[Lines of data]
------------------------------

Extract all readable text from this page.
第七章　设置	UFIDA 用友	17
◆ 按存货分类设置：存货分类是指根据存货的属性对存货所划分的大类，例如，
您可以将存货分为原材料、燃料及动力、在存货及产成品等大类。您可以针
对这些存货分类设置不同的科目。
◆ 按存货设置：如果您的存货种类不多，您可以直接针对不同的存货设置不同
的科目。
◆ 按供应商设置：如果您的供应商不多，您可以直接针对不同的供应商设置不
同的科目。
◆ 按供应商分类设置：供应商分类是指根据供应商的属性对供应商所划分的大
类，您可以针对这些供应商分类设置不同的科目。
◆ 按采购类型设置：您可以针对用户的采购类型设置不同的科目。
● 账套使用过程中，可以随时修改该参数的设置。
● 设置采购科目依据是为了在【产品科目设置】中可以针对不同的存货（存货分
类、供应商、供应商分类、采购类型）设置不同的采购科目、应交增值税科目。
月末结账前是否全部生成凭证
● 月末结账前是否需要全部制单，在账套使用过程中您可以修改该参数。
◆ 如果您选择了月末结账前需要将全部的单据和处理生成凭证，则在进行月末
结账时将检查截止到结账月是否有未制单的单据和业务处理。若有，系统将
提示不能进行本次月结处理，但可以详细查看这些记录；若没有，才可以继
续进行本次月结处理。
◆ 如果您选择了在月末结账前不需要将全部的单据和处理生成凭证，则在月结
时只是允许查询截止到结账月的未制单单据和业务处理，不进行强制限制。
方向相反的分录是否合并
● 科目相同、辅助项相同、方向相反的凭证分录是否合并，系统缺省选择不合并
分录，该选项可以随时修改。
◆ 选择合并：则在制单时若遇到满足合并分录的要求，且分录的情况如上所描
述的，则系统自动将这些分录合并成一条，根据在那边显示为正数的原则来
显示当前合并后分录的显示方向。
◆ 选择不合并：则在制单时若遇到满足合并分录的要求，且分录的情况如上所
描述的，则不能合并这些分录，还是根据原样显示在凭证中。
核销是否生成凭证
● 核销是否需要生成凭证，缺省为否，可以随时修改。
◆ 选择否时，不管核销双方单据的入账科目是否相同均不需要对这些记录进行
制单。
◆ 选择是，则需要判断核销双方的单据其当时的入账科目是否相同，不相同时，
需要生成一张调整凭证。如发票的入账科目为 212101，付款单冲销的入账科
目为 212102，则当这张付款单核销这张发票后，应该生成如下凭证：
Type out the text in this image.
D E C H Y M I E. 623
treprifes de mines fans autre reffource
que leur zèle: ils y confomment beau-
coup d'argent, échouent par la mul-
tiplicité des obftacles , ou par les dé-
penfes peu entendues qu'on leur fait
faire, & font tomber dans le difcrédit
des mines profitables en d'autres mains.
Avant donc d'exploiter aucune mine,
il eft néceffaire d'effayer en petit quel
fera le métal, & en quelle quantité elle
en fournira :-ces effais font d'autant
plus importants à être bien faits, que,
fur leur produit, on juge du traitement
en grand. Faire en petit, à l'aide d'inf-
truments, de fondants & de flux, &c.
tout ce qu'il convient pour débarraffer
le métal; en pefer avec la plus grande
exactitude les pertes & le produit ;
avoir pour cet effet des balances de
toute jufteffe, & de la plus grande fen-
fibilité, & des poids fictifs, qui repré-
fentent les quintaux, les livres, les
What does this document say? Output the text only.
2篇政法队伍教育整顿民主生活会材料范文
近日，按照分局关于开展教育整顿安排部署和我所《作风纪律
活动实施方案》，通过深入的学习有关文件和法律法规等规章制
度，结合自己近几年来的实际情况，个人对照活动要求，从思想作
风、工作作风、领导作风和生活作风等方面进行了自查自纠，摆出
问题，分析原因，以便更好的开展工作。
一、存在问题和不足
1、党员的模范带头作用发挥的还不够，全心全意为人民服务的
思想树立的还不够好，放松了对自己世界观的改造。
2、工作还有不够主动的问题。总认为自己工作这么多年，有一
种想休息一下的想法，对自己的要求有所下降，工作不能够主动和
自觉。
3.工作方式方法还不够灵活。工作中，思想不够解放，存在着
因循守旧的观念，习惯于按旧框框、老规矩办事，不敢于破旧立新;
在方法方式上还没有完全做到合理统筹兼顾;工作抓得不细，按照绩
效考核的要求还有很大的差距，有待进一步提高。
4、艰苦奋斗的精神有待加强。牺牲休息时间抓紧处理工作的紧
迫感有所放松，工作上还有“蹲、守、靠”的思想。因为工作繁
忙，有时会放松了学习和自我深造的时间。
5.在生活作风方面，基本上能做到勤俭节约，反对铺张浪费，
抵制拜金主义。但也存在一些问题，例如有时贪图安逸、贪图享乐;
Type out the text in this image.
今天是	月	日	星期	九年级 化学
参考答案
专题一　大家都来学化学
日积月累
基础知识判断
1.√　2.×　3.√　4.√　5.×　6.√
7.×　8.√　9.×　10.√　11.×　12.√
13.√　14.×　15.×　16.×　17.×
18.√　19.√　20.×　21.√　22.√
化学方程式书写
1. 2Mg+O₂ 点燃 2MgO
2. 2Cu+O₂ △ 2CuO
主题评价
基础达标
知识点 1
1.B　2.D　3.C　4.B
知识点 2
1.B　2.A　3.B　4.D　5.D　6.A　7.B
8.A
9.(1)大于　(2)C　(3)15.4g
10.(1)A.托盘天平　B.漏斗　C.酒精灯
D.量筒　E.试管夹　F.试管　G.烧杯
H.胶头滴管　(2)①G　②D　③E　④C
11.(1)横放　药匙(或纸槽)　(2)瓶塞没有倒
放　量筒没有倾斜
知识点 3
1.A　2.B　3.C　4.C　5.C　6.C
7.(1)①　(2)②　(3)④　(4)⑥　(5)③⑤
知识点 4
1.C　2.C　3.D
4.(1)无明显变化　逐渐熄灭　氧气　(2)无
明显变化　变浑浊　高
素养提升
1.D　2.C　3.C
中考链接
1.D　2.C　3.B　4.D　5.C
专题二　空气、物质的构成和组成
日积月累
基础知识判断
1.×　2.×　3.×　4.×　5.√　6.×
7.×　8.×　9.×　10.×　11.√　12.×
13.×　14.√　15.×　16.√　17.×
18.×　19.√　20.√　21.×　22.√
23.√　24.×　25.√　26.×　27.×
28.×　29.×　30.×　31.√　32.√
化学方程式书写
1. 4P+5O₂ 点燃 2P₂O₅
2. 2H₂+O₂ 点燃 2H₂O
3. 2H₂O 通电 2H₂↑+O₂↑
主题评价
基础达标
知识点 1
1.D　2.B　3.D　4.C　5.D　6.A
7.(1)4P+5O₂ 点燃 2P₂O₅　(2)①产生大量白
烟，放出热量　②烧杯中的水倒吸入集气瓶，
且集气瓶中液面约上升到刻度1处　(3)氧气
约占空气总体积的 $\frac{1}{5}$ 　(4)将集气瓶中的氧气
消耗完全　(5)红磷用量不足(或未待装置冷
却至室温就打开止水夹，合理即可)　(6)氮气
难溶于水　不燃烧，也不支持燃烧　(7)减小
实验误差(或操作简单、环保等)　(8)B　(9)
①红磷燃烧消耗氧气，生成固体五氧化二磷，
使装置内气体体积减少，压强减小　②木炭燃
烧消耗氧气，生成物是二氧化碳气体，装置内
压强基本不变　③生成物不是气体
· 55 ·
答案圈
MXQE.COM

------------------------------

▸ Task description
Where a line of the records above holds the word "则在制单时若遇到满足合并分录的要求", copy that line.

▸ Answer to this problem
◆ 选择合并：则在制单时若遇到满足合并分录的要求，且分录的情况如上所描
◆ 选择不合并：则在制单时若遇到满足合并分录的要求，且分录的情况如上所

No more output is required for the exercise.